> [Task description]
Go through the material and pull out every line with the string "sarah" in it.
━━ Records supplied
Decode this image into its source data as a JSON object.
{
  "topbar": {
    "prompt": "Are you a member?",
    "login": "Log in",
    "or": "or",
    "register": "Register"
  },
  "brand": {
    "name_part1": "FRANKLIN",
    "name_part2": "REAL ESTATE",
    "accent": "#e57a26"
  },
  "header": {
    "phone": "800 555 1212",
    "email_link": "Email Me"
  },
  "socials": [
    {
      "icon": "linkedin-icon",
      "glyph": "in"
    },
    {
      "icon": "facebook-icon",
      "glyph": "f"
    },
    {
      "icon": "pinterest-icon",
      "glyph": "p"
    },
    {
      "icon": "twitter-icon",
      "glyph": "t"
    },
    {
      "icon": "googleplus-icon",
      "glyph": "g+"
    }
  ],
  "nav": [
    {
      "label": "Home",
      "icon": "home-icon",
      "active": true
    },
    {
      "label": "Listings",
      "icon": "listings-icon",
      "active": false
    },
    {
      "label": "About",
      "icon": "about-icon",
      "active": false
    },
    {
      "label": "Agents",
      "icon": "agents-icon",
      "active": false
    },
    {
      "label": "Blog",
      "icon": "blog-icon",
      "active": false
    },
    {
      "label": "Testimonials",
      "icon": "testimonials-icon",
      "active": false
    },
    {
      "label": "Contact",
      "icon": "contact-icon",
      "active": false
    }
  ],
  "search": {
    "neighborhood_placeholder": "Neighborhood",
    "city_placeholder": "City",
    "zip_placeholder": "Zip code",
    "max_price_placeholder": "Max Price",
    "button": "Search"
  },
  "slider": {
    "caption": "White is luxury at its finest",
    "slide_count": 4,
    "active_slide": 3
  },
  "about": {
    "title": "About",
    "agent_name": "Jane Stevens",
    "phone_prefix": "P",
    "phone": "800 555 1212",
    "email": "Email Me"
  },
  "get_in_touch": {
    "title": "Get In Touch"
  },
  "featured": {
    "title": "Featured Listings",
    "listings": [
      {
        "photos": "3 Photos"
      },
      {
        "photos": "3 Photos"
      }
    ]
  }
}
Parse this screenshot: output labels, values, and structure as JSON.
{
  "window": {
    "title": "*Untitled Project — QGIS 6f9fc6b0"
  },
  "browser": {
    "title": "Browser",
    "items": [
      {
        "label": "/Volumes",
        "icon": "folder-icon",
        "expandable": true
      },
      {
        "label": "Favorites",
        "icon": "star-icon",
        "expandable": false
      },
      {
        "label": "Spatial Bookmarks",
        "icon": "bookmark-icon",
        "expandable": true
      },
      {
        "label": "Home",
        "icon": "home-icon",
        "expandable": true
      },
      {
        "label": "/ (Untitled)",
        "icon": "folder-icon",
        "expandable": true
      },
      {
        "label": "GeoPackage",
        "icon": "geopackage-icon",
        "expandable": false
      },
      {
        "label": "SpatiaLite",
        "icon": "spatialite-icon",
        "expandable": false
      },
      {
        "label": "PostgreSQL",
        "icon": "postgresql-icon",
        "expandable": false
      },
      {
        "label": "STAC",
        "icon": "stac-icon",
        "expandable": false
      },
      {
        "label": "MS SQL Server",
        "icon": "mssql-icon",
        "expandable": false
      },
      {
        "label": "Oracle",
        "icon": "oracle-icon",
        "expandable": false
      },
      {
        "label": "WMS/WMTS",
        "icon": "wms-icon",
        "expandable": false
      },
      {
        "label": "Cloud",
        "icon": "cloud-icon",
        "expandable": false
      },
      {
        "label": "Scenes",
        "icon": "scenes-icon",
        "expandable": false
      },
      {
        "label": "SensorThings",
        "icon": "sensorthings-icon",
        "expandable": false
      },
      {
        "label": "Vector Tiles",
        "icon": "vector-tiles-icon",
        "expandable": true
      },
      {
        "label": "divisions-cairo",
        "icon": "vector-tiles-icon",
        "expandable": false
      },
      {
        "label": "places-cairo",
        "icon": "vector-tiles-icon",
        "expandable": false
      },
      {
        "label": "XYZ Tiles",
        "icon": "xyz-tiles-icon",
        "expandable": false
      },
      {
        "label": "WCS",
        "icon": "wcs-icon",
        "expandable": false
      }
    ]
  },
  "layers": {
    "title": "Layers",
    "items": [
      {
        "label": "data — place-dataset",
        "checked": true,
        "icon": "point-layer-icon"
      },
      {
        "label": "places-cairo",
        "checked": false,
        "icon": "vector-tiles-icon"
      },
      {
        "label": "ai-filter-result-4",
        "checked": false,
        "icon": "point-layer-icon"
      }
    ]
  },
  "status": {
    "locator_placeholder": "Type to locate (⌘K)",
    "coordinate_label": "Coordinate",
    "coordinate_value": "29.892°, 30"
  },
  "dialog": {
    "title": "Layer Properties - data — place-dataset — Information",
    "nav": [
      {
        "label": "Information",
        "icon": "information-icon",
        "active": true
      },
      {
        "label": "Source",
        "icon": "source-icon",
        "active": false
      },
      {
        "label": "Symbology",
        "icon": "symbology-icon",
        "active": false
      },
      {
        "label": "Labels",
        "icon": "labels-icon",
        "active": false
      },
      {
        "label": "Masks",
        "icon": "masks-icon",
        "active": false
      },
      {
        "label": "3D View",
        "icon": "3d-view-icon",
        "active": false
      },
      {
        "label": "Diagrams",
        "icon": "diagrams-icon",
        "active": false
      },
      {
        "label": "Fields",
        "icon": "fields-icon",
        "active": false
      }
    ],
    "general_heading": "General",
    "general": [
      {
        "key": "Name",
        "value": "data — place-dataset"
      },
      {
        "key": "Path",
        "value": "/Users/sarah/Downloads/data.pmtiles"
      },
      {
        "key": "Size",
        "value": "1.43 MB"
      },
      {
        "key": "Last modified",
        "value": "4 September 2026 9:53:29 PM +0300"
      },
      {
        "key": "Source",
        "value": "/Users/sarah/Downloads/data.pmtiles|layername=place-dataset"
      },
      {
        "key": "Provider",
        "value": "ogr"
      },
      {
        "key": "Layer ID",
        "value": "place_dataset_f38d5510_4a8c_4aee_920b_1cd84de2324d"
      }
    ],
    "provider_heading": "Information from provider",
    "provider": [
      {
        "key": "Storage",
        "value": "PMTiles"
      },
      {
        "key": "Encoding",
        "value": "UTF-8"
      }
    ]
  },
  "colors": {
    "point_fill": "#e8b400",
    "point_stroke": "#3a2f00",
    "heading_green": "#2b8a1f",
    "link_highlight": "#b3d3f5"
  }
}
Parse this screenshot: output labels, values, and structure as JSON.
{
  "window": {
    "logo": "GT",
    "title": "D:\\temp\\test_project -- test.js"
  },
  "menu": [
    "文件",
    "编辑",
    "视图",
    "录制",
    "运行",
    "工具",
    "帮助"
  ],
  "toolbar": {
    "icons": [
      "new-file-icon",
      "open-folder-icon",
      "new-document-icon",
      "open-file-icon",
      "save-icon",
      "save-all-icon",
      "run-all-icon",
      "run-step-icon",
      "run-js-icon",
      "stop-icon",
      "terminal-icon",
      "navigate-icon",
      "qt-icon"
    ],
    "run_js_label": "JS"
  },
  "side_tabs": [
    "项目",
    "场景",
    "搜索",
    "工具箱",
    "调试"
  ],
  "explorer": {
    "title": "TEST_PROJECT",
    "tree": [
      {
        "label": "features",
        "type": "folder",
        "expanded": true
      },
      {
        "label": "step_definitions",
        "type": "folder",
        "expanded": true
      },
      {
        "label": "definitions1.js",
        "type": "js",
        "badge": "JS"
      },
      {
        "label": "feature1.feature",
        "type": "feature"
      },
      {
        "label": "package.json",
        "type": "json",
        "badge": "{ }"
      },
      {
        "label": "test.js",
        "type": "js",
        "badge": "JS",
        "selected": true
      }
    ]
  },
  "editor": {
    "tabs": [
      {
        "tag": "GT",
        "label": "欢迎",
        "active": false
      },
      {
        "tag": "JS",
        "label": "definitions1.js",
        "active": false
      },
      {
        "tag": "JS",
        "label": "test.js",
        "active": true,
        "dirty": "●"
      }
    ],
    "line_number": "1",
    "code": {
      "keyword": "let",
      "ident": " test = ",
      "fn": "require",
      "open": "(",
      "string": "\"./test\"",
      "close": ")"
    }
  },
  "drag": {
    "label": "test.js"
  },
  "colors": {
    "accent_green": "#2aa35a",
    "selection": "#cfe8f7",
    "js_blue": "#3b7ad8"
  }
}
━━━━
> [Full response]
        "value": "/Users/sarah/Downloads/data.pmtiles"
        "value": "/Users/sarah/Downloads/data.pmtiles|layername=place-dataset"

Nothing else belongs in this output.